[Stored data entries]
——————————

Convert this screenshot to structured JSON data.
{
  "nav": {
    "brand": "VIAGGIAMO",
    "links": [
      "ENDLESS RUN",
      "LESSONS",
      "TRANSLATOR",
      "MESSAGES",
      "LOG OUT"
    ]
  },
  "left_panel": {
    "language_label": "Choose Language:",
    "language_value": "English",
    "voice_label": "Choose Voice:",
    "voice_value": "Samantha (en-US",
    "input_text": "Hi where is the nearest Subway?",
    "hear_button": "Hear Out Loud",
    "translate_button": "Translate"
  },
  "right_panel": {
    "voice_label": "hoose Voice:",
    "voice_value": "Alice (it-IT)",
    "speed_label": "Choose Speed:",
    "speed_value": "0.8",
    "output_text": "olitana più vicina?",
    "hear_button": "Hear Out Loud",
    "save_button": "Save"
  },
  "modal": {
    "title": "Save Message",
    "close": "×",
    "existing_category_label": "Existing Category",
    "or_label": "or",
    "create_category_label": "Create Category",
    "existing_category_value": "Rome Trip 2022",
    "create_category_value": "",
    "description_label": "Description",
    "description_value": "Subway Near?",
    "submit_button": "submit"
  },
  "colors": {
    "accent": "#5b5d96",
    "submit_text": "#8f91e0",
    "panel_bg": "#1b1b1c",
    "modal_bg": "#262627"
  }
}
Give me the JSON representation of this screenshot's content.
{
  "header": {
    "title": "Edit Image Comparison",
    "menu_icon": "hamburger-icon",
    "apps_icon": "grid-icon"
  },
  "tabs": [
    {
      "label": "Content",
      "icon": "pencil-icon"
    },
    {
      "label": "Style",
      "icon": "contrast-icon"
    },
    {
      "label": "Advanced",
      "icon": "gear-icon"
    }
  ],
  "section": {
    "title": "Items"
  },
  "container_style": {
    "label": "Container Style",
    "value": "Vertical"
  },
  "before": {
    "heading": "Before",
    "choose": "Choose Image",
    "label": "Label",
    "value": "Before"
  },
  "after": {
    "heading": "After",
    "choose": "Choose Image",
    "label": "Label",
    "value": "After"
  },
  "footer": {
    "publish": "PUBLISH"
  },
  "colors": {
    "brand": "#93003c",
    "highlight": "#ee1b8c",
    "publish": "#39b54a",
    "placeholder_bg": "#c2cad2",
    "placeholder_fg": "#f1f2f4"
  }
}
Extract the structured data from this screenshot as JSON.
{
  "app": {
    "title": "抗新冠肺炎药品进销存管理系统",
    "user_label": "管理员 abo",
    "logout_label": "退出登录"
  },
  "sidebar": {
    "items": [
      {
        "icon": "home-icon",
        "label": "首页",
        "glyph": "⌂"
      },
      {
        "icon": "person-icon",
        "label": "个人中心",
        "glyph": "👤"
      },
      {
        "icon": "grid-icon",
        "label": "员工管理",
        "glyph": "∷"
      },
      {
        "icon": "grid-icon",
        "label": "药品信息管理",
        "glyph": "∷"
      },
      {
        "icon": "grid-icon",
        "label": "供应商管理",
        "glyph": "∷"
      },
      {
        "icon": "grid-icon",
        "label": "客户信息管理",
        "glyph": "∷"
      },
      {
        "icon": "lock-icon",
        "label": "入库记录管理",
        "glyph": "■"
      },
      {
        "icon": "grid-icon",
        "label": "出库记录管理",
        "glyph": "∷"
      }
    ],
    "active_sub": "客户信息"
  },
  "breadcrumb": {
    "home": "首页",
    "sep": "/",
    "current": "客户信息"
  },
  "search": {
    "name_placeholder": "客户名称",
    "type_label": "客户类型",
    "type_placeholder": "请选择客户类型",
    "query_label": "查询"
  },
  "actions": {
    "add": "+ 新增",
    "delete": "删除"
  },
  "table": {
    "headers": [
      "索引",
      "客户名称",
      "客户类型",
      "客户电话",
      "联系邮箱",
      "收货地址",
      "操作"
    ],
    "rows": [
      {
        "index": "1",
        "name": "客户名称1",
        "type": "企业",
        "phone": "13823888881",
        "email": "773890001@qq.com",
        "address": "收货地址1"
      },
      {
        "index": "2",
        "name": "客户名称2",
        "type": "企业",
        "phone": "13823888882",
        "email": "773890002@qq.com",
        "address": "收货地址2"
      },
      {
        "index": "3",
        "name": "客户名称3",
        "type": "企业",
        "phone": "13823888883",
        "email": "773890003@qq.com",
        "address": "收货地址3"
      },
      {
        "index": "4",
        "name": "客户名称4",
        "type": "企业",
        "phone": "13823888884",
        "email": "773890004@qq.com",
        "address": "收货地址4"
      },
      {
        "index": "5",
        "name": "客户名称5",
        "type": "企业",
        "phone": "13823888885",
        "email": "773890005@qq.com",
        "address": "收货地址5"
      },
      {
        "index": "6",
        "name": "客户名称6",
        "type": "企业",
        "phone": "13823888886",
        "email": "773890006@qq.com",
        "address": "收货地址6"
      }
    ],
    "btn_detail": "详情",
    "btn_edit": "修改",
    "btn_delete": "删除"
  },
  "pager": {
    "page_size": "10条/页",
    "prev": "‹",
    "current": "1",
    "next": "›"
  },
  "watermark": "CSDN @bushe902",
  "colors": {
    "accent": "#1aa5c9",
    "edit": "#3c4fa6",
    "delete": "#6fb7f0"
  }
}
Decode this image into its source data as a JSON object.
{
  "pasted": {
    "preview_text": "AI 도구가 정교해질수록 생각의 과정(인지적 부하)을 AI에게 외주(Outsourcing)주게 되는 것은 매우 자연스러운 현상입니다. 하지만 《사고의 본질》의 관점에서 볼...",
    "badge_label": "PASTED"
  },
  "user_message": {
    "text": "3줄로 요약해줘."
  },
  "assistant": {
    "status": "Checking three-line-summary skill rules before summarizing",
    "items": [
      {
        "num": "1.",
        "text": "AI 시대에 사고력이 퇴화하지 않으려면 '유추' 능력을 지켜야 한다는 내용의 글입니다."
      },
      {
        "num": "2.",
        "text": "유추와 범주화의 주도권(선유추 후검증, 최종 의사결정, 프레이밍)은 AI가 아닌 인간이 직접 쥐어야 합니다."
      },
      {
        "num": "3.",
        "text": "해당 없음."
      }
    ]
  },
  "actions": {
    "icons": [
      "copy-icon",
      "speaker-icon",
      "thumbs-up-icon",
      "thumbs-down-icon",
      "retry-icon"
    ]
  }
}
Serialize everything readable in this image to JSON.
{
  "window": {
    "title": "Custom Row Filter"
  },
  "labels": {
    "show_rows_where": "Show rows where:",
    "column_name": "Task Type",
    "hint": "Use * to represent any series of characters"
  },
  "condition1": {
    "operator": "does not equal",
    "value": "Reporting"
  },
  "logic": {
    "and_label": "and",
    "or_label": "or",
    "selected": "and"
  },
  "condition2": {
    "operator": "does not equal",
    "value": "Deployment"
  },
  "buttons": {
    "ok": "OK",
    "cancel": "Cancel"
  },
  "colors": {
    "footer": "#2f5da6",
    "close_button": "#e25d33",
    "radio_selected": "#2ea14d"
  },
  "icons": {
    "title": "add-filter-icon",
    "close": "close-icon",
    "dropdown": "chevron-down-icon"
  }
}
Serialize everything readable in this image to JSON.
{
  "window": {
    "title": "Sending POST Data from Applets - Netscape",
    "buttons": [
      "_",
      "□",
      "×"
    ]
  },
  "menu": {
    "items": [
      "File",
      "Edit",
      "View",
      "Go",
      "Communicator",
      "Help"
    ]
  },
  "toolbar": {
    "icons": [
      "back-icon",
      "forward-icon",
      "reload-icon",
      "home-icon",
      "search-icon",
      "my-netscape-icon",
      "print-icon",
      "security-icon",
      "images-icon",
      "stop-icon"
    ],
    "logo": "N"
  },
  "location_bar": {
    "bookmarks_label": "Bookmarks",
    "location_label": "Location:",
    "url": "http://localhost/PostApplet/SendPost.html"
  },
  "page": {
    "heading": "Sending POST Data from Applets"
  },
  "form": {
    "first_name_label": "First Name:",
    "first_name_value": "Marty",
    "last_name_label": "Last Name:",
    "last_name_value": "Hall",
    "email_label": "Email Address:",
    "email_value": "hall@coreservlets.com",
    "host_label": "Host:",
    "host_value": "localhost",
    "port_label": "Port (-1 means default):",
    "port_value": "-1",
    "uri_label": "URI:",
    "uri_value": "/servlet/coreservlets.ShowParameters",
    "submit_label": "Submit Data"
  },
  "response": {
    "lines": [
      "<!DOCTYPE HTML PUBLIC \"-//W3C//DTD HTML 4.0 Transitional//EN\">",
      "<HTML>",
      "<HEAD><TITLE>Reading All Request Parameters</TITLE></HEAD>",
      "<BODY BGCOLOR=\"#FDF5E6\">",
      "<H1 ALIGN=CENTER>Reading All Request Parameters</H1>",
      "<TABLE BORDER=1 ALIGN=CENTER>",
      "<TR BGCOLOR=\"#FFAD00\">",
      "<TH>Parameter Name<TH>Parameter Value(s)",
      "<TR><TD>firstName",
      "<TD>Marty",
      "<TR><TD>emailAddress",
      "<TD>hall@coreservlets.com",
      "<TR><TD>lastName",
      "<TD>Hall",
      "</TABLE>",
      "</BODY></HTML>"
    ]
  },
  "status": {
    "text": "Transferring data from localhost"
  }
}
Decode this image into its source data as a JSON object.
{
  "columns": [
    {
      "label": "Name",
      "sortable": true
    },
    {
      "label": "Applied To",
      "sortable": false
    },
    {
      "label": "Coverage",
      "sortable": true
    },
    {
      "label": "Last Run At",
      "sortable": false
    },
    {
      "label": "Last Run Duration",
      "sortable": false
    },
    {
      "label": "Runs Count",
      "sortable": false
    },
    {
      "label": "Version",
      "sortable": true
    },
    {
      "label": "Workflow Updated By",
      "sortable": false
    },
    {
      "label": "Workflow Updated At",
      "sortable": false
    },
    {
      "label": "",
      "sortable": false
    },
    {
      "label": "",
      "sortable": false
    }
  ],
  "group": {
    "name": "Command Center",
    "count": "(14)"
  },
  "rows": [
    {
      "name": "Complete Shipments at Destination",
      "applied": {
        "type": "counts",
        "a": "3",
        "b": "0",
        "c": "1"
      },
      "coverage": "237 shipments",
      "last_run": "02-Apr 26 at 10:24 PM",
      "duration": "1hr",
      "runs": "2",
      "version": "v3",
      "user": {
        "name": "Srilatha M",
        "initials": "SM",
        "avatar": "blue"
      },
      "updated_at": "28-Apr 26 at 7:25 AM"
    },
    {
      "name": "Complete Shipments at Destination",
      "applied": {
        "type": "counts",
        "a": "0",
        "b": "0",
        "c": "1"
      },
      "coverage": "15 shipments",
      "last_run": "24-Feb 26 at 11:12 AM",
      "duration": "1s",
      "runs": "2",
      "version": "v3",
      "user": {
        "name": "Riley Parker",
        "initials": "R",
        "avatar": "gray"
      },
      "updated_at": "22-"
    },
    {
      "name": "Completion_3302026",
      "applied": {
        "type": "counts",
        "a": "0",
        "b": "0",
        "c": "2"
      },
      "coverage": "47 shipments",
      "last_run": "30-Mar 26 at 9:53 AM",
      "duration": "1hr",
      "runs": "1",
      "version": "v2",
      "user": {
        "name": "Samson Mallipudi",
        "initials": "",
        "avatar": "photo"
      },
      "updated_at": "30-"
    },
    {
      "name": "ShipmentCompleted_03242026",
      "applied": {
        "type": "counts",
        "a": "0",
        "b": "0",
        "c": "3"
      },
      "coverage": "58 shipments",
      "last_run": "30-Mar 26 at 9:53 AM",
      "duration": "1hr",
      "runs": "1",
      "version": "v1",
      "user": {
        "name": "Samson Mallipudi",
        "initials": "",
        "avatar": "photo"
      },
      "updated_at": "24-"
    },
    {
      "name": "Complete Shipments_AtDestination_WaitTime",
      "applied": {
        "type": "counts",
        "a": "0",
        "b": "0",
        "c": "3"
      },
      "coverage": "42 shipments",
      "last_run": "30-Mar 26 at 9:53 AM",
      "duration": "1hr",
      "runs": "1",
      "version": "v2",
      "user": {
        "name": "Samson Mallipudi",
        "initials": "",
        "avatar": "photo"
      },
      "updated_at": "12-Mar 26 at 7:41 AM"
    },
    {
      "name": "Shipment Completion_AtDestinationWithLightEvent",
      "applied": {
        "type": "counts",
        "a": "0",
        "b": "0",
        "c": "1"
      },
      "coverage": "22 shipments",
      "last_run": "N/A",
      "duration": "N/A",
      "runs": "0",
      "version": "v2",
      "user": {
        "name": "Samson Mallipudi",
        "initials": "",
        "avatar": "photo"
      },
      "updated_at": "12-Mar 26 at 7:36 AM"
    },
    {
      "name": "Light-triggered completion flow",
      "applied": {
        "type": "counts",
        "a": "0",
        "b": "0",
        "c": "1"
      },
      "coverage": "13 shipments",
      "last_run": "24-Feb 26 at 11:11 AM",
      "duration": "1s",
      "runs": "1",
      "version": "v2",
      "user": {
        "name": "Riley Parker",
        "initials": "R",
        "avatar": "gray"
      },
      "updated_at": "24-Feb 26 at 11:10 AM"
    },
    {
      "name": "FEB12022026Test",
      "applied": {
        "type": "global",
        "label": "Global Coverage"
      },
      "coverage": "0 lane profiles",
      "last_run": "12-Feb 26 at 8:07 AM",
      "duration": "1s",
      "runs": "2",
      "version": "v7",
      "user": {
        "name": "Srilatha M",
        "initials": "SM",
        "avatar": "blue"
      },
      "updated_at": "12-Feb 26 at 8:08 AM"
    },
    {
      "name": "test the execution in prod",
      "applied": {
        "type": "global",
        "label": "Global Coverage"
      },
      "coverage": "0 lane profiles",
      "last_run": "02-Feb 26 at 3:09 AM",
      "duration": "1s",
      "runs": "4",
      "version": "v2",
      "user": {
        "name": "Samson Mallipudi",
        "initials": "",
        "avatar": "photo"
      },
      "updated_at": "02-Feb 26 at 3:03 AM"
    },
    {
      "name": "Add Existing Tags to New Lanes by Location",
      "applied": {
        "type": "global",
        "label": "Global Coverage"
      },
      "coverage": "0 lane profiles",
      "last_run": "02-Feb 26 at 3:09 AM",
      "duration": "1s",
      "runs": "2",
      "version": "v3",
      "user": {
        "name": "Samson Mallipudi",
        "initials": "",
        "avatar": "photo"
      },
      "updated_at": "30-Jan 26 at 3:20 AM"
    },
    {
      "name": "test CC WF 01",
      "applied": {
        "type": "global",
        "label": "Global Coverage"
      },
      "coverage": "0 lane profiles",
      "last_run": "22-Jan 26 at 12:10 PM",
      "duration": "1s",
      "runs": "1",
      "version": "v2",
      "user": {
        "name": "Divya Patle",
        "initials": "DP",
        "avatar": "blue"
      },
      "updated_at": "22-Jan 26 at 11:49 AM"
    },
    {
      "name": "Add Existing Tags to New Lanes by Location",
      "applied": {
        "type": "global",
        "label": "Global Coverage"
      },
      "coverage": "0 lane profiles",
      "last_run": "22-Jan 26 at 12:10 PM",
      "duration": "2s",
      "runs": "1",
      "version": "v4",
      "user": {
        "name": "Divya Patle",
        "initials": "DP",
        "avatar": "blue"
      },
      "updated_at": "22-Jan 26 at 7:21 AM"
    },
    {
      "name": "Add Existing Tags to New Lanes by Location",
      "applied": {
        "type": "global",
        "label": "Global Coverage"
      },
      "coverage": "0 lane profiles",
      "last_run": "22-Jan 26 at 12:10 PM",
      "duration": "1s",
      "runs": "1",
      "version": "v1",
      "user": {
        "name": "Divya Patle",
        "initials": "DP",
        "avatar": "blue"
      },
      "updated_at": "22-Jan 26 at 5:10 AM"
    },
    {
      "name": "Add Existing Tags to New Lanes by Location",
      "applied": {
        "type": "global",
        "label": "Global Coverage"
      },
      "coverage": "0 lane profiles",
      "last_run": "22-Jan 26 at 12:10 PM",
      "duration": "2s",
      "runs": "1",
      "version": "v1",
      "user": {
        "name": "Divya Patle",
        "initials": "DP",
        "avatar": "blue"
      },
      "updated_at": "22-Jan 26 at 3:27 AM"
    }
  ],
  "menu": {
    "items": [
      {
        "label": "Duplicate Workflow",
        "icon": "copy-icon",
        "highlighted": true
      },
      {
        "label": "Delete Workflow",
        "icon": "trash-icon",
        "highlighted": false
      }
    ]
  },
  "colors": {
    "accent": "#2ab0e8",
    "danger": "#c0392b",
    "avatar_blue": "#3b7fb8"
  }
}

——————————

Search the data for "Choose". Copy every matching line.

    "language_label": "Choose Language:",
    "voice_label": "Choose Voice:",
    "speed_label": "Choose Speed:",
    "choose": "Choose Image",
    "choose": "Choose Image",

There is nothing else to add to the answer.